> _What is required_: For the material that follows, list every line containing the word "उभरत".

───── Records for the exercise ─────

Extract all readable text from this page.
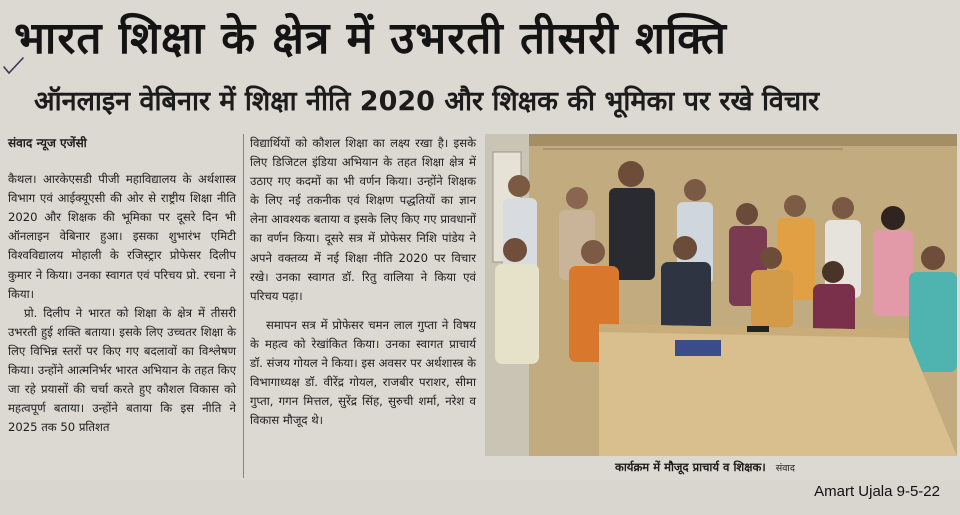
भारत शिक्षा के क्षेत्र में उभरती तीसरी शक्ति
ऑनलाइन वेबिनार में शिक्षा नीति 2020 और शिक्षक की भूमिका पर रखे विचार

संवाद न्यूज एजेंसी

कैथल। आरकेएसडी पीजी महाविद्यालय के अर्थशास्त्र विभाग एवं आईक्यूएसी की ओर से राष्ट्रीय शिक्षा नीति 2020 और शिक्षक की भूमिका पर दूसरे दिन भी ऑनलाइन वेबिनार हुआ। इसका शुभारंभ एमिटी विश्वविद्यालय मोहाली के रजिस्ट्रार प्रोफेसर दिलीप कुमार ने किया। उनका स्वागत एवं परिचय प्रो. रचना ने किया।

प्रो. दिलीप ने भारत को शिक्षा के क्षेत्र में तीसरी उभरती हुई शक्ति बताया। इसके लिए उच्चतर शिक्षा के लिए विभिन्न स्तरों पर किए गए बदलावों का विश्लेषण किया। उन्होंने आत्मनिर्भर भारत अभियान के तहत किए जा रहे प्रयासों की चर्चा करते हुए कौशल विकास को महत्वपूर्ण बताया। उन्होंने बताया कि इस नीति ने 2025 तक 50 प्रतिशत

विद्यार्थियों को कौशल शिक्षा का लक्ष्य रखा है। इसके लिए डिजिटल इंडिया अभियान के तहत शिक्षा क्षेत्र में उठाए गए कदमों का भी वर्णन किया। उन्होंने शिक्षक के लिए नई तकनीक एवं शिक्षण पद्धतियों का ज्ञान लेना आवश्यक बताया व इसके लिए किए गए प्रावधानों का वर्णन किया। दूसरे सत्र में प्रोफेसर निशि पांडेय ने अपने वक्तव्य में नई शिक्षा नीति 2020 पर विचार रखे। उनका स्वागत डॉ. रितु वालिया ने किया एवं परिचय पढ़ा।

समापन सत्र में प्रोफेसर चमन लाल गुप्ता ने विषय के महत्व को रेखांकित किया। उनका स्वागत प्राचार्य डॉ. संजय गोयल ने किया। इस अवसर पर अर्थशास्त्र के विभागाध्यक्ष डॉ. वीरेंद्र गोयल, राजबीर पराशर, सीमा गुप्ता, गगन मित्तल, सुरेंद्र सिंह, सुरुची शर्मा, नरेश व विकास मौजूद थे।

कार्यक्रम में मौजूद प्राचार्य व शिक्षक। संवाद
Amart Ujala 9-5-22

─────

> _Result_:
भारत शिक्षा के क्षेत्र में उभरती तीसरी शक्ति
प्रो. दिलीप ने भारत को शिक्षा के क्षेत्र में तीसरी उभरती हुई शक्ति बताया। इसके लिए उच्चतर शिक्षा के लिए विभिन्न स्तरों पर किए गए बदलावों का विश्लेषण किया। उन्होंने आत्मनिर्भर भारत अभियान के तहत किए जा रहे प्रयासों की चर्चा करते हुए कौशल विकास को महत्वपूर्ण बताया। उन्होंने बताया कि इस नीति ने 2025 तक 50 प्रतिशत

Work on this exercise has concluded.